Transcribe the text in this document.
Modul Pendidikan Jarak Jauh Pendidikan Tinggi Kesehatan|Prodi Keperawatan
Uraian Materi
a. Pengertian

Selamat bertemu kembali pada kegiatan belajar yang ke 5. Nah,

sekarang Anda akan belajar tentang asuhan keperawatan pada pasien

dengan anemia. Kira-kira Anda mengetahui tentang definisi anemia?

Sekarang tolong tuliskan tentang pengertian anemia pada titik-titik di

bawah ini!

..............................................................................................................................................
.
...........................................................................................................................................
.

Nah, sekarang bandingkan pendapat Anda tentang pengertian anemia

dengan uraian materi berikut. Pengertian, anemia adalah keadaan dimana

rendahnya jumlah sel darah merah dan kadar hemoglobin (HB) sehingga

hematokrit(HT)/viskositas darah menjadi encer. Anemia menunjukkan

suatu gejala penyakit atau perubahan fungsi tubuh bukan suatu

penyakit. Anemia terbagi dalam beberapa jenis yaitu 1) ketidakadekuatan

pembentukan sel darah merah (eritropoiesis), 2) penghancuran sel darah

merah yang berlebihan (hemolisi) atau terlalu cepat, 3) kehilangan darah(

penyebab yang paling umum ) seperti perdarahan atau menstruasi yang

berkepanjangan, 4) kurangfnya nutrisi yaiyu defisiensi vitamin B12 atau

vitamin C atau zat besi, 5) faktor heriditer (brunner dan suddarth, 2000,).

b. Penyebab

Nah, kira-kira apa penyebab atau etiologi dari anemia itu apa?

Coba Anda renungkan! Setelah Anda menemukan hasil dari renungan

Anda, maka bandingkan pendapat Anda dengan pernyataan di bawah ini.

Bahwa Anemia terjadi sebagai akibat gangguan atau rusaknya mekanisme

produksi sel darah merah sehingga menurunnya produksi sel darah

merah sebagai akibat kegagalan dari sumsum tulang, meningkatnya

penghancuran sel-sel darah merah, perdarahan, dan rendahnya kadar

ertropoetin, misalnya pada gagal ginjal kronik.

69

Task brief:
Filter lines by "kadar" and return each hit.

Reply:
rendahnya jumlah sel darah merah dan kadar hemoglobin (HB) sehingga
penghancuran sel-sel darah merah, perdarahan, dan rendahnya kadar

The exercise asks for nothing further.